● EXERCISE
Extract every line that contains the string "name".

══ DATASET EXCERPTS

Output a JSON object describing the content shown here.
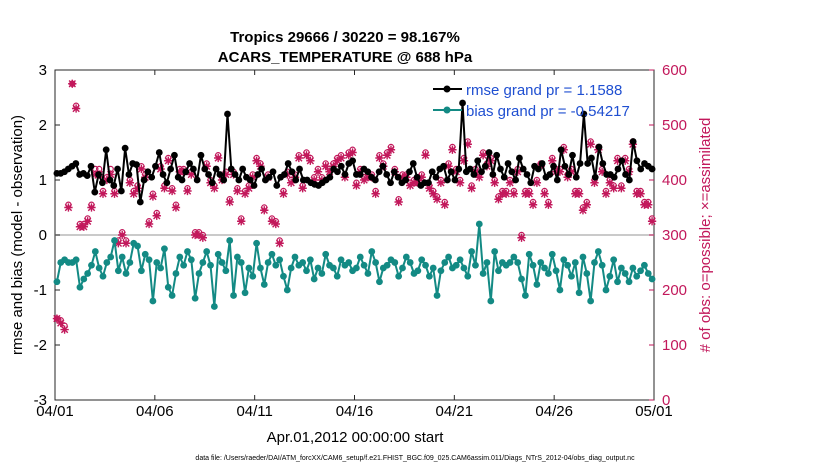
{
  "chart_data": {
    "type": "line",
    "title": "Tropics 29666 / 30220 = 98.167%",
    "subtitle": "ACARS_TEMPERATURE @ 688 hPa",
    "xlabel": "Apr.01,2012 00:00:00 start",
    "ylabel": "rmse and bias (model - observation)",
    "ylabel_right": "# of obs: o=possible; ×=assimilated",
    "footer": "data file: /Users/raeder/DAI/ATM_forcXX/CAM6_setup/f.e21.FHIST_BGC.f09_025.CAM6assim.011/Diags_NTrS_2012-04/obs_diag_output.nc",
    "xlim": [
      0,
      30
    ],
    "ylim": [
      -3,
      3
    ],
    "ylim_right": [
      0,
      600
    ],
    "x_tick_values": [
      0,
      5,
      10,
      15,
      20,
      25,
      30
    ],
    "x_tick_labels": [
      "04/01",
      "04/06",
      "04/11",
      "04/16",
      "04/21",
      "04/26",
      "05/01"
    ],
    "y_ticks": [
      "-3",
      "-2",
      "-1",
      "0",
      "1",
      "2",
      "3"
    ],
    "y_ticks_right": [
      "0",
      "100",
      "200",
      "300",
      "400",
      "500",
      "600"
    ],
    "legend": [
      "rmse grand pr = 1.1588",
      "bias grand pr = -0.54217"
    ],
    "colors": {
      "rmse": "#000000",
      "bias": "#138a84",
      "obs": "#c2185b",
      "zero": "#b8b8b8"
    },
    "series": [
      {
        "name": "rmse",
        "values": [
          1.12,
          1.12,
          1.15,
          1.2,
          1.25,
          1.3,
          1.1,
          1.12,
          1.08,
          1.25,
          0.78,
          1.1,
          0.95,
          1.55,
          1.0,
          0.9,
          1.2,
          0.8,
          1.58,
          1.1,
          1.3,
          1.28,
          0.6,
          1.0,
          1.15,
          1.05,
          1.25,
          1.5,
          1.1,
          0.95,
          1.2,
          1.45,
          1.05,
          1.0,
          1.15,
          1.3,
          1.2,
          1.0,
          1.45,
          1.2,
          1.1,
          0.95,
          1.2,
          1.1,
          1.0,
          2.2,
          1.2,
          1.1,
          1.0,
          1.2,
          1.05,
          1.0,
          0.9,
          1.1,
          1.2,
          1.0,
          1.05,
          1.15,
          0.9,
          1.05,
          1.1,
          1.3,
          1.15,
          1.0,
          1.2,
          1.0,
          1.0,
          0.95,
          0.92,
          0.9,
          0.95,
          1.0,
          1.05,
          1.2,
          1.15,
          1.25,
          1.1,
          1.3,
          1.35,
          1.1,
          1.1,
          1.2,
          1.15,
          1.05,
          1.0,
          1.15,
          1.25,
          1.1,
          0.95,
          1.15,
          1.05,
          0.95,
          1.0,
          1.15,
          1.3,
          1.05,
          0.9,
          0.95,
          0.95,
          1.15,
          1.05,
          1.2,
          1.25,
          1.0,
          1.15,
          1.0,
          1.2,
          2.4,
          1.15,
          1.2,
          1.1,
          1.35,
          1.15,
          1.25,
          1.5,
          1.1,
          1.45,
          1.2,
          1.05,
          1.3,
          1.15,
          1.0,
          1.4,
          1.2,
          1.1,
          0.95,
          1.25,
          1.2,
          1.3,
          1.05,
          1.1,
          1.25,
          1.0,
          1.55,
          1.25,
          1.1,
          1.45,
          1.05,
          1.3,
          2.2,
          1.3,
          1.4,
          1.05,
          1.6,
          1.3,
          1.1,
          1.1,
          1.05,
          1.2,
          1.35,
          1.1,
          1.0,
          1.7,
          1.35,
          1.2,
          1.3,
          1.25,
          1.2
        ]
      },
      {
        "name": "bias",
        "values": [
          -0.85,
          -0.5,
          -0.45,
          -0.5,
          -0.5,
          -0.45,
          -0.95,
          -0.8,
          -0.7,
          -0.55,
          -0.3,
          -0.6,
          -0.75,
          -0.5,
          -0.4,
          -0.1,
          -0.65,
          -0.4,
          -0.7,
          -0.5,
          -0.15,
          -0.2,
          -0.65,
          -0.35,
          -0.45,
          -1.2,
          -0.5,
          -0.6,
          -0.25,
          -0.95,
          -1.1,
          -0.7,
          -0.4,
          -0.55,
          -0.3,
          -0.45,
          -1.15,
          -0.7,
          -0.5,
          -0.3,
          -0.55,
          -1.3,
          -0.35,
          -0.5,
          -0.65,
          -0.1,
          -1.1,
          -0.4,
          -0.5,
          -1.05,
          -0.6,
          -0.75,
          -0.15,
          -0.6,
          -0.9,
          -0.5,
          -0.35,
          -0.55,
          -0.45,
          -0.75,
          -1.0,
          -0.6,
          -0.4,
          -0.55,
          -0.5,
          -0.65,
          -0.45,
          -0.8,
          -0.6,
          -0.7,
          -0.35,
          -0.55,
          -0.6,
          -0.75,
          -0.45,
          -0.55,
          -0.5,
          -0.65,
          -0.6,
          -0.4,
          -0.55,
          -0.7,
          -0.3,
          -0.5,
          -0.85,
          -0.6,
          -0.55,
          -0.45,
          -0.5,
          -0.75,
          -0.6,
          -0.4,
          -0.5,
          -0.7,
          -0.65,
          -0.45,
          -0.55,
          -0.75,
          -0.6,
          -1.1,
          -0.65,
          -0.5,
          -0.4,
          -0.6,
          -0.55,
          -0.45,
          -0.6,
          -0.75,
          -0.3,
          -0.55,
          0.2,
          -0.7,
          -0.5,
          -1.2,
          -0.3,
          -0.65,
          -0.5,
          -0.55,
          -0.5,
          -0.4,
          -0.5,
          -0.8,
          -1.1,
          -0.35,
          -0.55,
          -0.9,
          -0.5,
          -0.6,
          -0.7,
          -0.35,
          -0.65,
          -1.0,
          -0.45,
          -0.55,
          -0.75,
          -0.5,
          -1.05,
          -0.4,
          -0.7,
          -1.2,
          -0.5,
          -0.3,
          -0.55,
          -1.0,
          -0.75,
          -0.45,
          -0.85,
          -0.6,
          -0.7,
          -0.85,
          -0.6,
          -0.75,
          -0.65,
          -0.55,
          -0.7,
          -0.8
        ]
      },
      {
        "name": "obs_possible",
        "values": [
          148,
          145,
          135,
          355,
          575,
          535,
          320,
          320,
          330,
          355,
          420,
          420,
          380,
          405,
          420,
          380,
          290,
          305,
          290,
          400,
          380,
          390,
          425,
          410,
          325,
          375,
          340,
          425,
          390,
          440,
          385,
          355,
          420,
          420,
          385,
          415,
          305,
          305,
          300,
          430,
          400,
          390,
          445,
          405,
          415,
          365,
          415,
          385,
          330,
          380,
          390,
          410,
          440,
          430,
          350,
          410,
          330,
          325,
          290,
          380,
          415,
          400,
          410,
          445,
          390,
          450,
          440,
          405,
          420,
          405,
          430,
          420,
          430,
          440,
          445,
          410,
          450,
          455,
          395,
          420,
          405,
          410,
          410,
          380,
          445,
          430,
          450,
          460,
          420,
          365,
          410,
          410,
          395,
          400,
          400,
          410,
          450,
          390,
          380,
          370,
          400,
          360,
          430,
          460,
          420,
          400,
          440,
          470,
          390,
          420,
          410,
          450,
          430,
          440,
          400,
          370,
          380,
          380,
          400,
          380,
          420,
          300,
          380,
          380,
          360,
          400,
          430,
          380,
          360,
          440,
          420,
          420,
          460,
          410,
          420,
          380,
          380,
          350,
          360,
          470,
          400,
          460,
          420,
          380,
          400,
          390,
          440,
          390,
          440,
          420,
          470,
          380,
          380,
          360,
          360,
          330
        ]
      },
      {
        "name": "obs_assimilated",
        "values": [
          148,
          140,
          128,
          350,
          575,
          530,
          315,
          315,
          325,
          350,
          410,
          410,
          375,
          400,
          410,
          375,
          285,
          300,
          285,
          395,
          375,
          385,
          420,
          405,
          320,
          370,
          335,
          420,
          385,
          435,
          380,
          350,
          415,
          415,
          380,
          410,
          300,
          300,
          295,
          425,
          395,
          385,
          440,
          400,
          410,
          360,
          410,
          380,
          325,
          375,
          385,
          405,
          435,
          425,
          345,
          405,
          325,
          320,
          285,
          375,
          410,
          395,
          405,
          440,
          385,
          445,
          435,
          400,
          415,
          400,
          425,
          415,
          425,
          435,
          440,
          405,
          445,
          450,
          390,
          415,
          400,
          405,
          405,
          375,
          440,
          425,
          445,
          455,
          415,
          360,
          405,
          405,
          390,
          395,
          395,
          405,
          445,
          385,
          375,
          365,
          395,
          355,
          425,
          455,
          415,
          395,
          435,
          465,
          385,
          415,
          405,
          445,
          425,
          435,
          395,
          365,
          375,
          375,
          395,
          375,
          415,
          295,
          375,
          375,
          355,
          395,
          425,
          375,
          355,
          435,
          415,
          415,
          455,
          405,
          415,
          375,
          375,
          345,
          355,
          465,
          395,
          455,
          415,
          375,
          395,
          385,
          435,
          385,
          435,
          415,
          465,
          375,
          375,
          355,
          355,
          325
        ]
      }
    ]
  }
}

════

● RIGHT ANSWER
        "name": "rmse",
        "name": "bias",
        "name": "obs_possible",
        "name": "obs_assimilated",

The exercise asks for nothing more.